Among the entries below, find the lines with "name" and copy them.
— begin SUPPLIED DATA —
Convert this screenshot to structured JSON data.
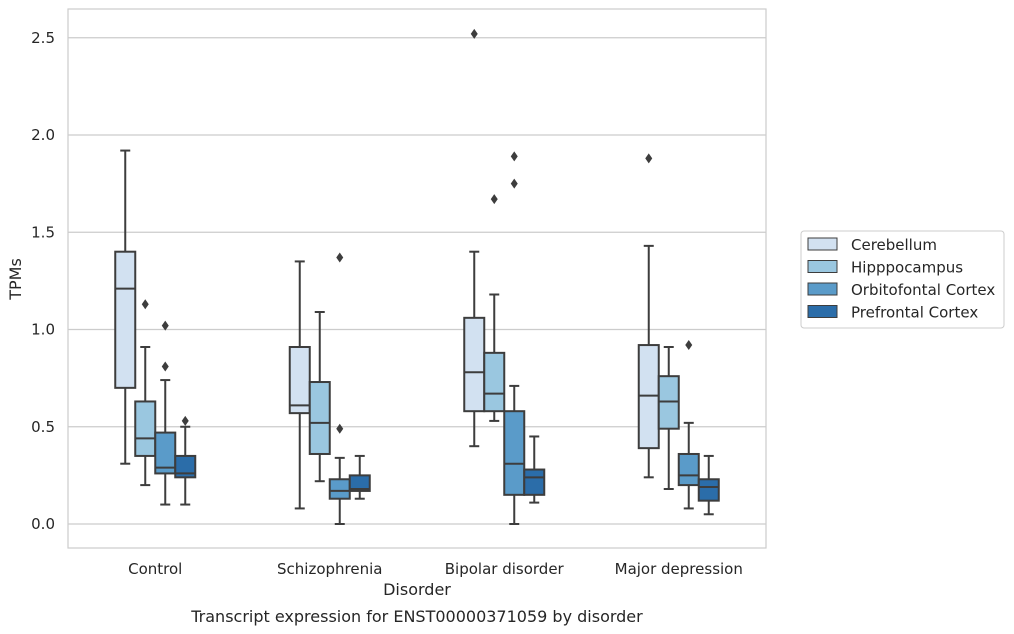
{
  "chart_data": {
    "type": "box",
    "title": "",
    "xlabel": "Disorder",
    "ylabel": "TPMs",
    "caption": "Transcript expression for ENST00000371059 by disorder",
    "ylim": [
      -0.12,
      2.65
    ],
    "yticks": [
      "0.0",
      "0.5",
      "1.0",
      "1.5",
      "2.0",
      "2.5"
    ],
    "grid": "horizontal",
    "legend_position": "right",
    "categories": [
      "Control",
      "Schizophrenia",
      "Bipolar disorder",
      "Major depression"
    ],
    "series": [
      {
        "name": "Cerebellum",
        "color": "#d2e1f1",
        "boxes": [
          {
            "min": 0.31,
            "q1": 0.7,
            "median": 1.21,
            "q3": 1.4,
            "max": 1.92,
            "outliers": []
          },
          {
            "min": 0.08,
            "q1": 0.57,
            "median": 0.61,
            "q3": 0.91,
            "max": 1.35,
            "outliers": []
          },
          {
            "min": 0.4,
            "q1": 0.58,
            "median": 0.78,
            "q3": 1.06,
            "max": 1.4,
            "outliers": [
              2.52
            ]
          },
          {
            "min": 0.24,
            "q1": 0.39,
            "median": 0.66,
            "q3": 0.92,
            "max": 1.43,
            "outliers": [
              1.88
            ]
          }
        ]
      },
      {
        "name": "Hipppocampus",
        "color": "#9ac7e0",
        "boxes": [
          {
            "min": 0.2,
            "q1": 0.35,
            "median": 0.44,
            "q3": 0.63,
            "max": 0.91,
            "outliers": [
              1.13
            ]
          },
          {
            "min": 0.22,
            "q1": 0.36,
            "median": 0.52,
            "q3": 0.73,
            "max": 1.09,
            "outliers": []
          },
          {
            "min": 0.53,
            "q1": 0.58,
            "median": 0.67,
            "q3": 0.88,
            "max": 1.18,
            "outliers": [
              1.67
            ]
          },
          {
            "min": 0.18,
            "q1": 0.49,
            "median": 0.63,
            "q3": 0.76,
            "max": 0.91,
            "outliers": []
          }
        ]
      },
      {
        "name": "Orbitofontal Cortex",
        "color": "#5a9bc9",
        "boxes": [
          {
            "min": 0.1,
            "q1": 0.26,
            "median": 0.29,
            "q3": 0.47,
            "max": 0.74,
            "outliers": [
              1.02,
              0.81
            ]
          },
          {
            "min": 0.0,
            "q1": 0.13,
            "median": 0.17,
            "q3": 0.23,
            "max": 0.34,
            "outliers": [
              0.49,
              1.37
            ]
          },
          {
            "min": 0.0,
            "q1": 0.15,
            "median": 0.31,
            "q3": 0.58,
            "max": 0.71,
            "outliers": [
              1.75,
              1.89
            ]
          },
          {
            "min": 0.08,
            "q1": 0.2,
            "median": 0.25,
            "q3": 0.36,
            "max": 0.52,
            "outliers": [
              0.92
            ]
          }
        ]
      },
      {
        "name": "Prefrontal Cortex",
        "color": "#2b6da9",
        "boxes": [
          {
            "min": 0.1,
            "q1": 0.24,
            "median": 0.26,
            "q3": 0.35,
            "max": 0.5,
            "outliers": [
              0.53
            ]
          },
          {
            "min": 0.13,
            "q1": 0.17,
            "median": 0.18,
            "q3": 0.25,
            "max": 0.35,
            "outliers": []
          },
          {
            "min": 0.11,
            "q1": 0.15,
            "median": 0.24,
            "q3": 0.28,
            "max": 0.45,
            "outliers": []
          },
          {
            "min": 0.05,
            "q1": 0.12,
            "median": 0.19,
            "q3": 0.23,
            "max": 0.35,
            "outliers": []
          }
        ]
      }
    ]
  }
}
— end SUPPLIED DATA —
- **TASK RESULT**
        "name": "Cerebellum",
        "name": "Hipppocampus",
        "name": "Orbitofontal Cortex",
        "name": "Prefrontal Cortex",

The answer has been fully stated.